ACTIVITY: Copy the data precisely, character for character, and leave out every picture.

*** Block opens ***

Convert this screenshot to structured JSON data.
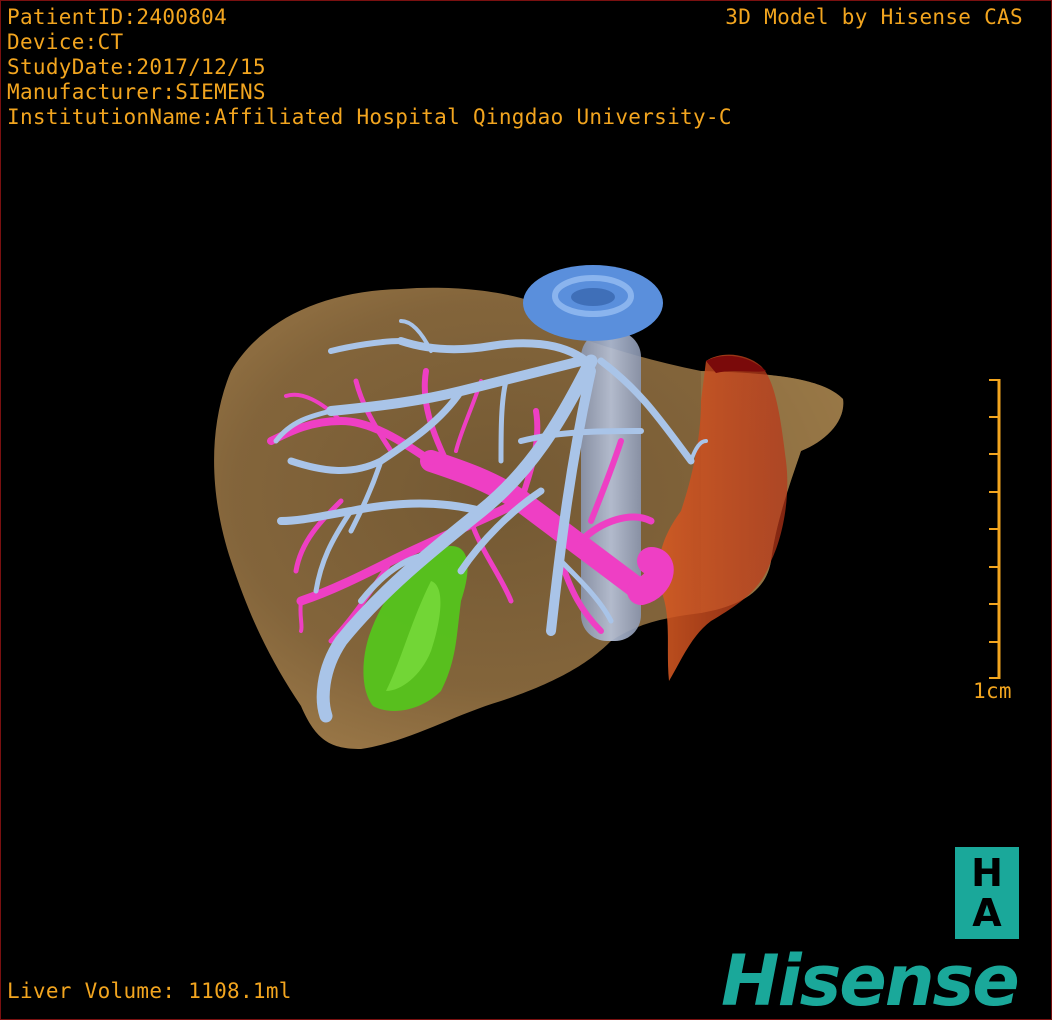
{
  "overlay": {
    "patient_id": "PatientID:2400804",
    "device": "Device:CT",
    "study_date": "StudyDate:2017/12/15",
    "manufacturer": "Manufacturer:SIEMENS",
    "institution": "InstitutionName:Affiliated Hospital Qingdao University-C",
    "credit": "3D Model by Hisense CAS",
    "liver_volume": "Liver Volume: 1108.1ml"
  },
  "scale_bar": {
    "label": "1cm"
  },
  "logo": {
    "box_top": "H",
    "box_bottom": "A",
    "brand": "Hisense"
  },
  "colors": {
    "text": "#f2a51f",
    "liver": "#8a6a3e",
    "hepatic_vein": "#a9c4e8",
    "portal_vein": "#ee3fc4",
    "gallbladder": "#55c41c",
    "ivc": "#5a8fdc",
    "tumor": "#c83a1e",
    "brand": "#1aa89a"
  }
}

*** Block closes ***

TASK RESULT:
Convert this screenshot to structured JSON data.
{
  "overlay": {
    "patient_id": "PatientID:2400804",
    "device": "Device:CT",
    "study_date": "StudyDate:2017/12/15",
    "manufacturer": "Manufacturer:SIEMENS",
    "institution": "InstitutionName:Affiliated Hospital Qingdao University-C",
    "credit": "3D Model by Hisense CAS",
    "liver_volume": "Liver Volume: 1108.1ml"
  },
  "scale_bar": {
    "label": "1cm"
  },
  "logo": {
    "box_top": "H",
    "box_bottom": "A",
    "brand": "Hisense"
  },
  "colors": {
    "text": "#f2a51f",
    "liver": "#8a6a3e",
    "hepatic_vein": "#a9c4e8",
    "portal_vein": "#ee3fc4",
    "gallbladder": "#55c41c",
    "ivc": "#5a8fdc",
    "tumor": "#c83a1e",
    "brand": "#1aa89a"
  }
}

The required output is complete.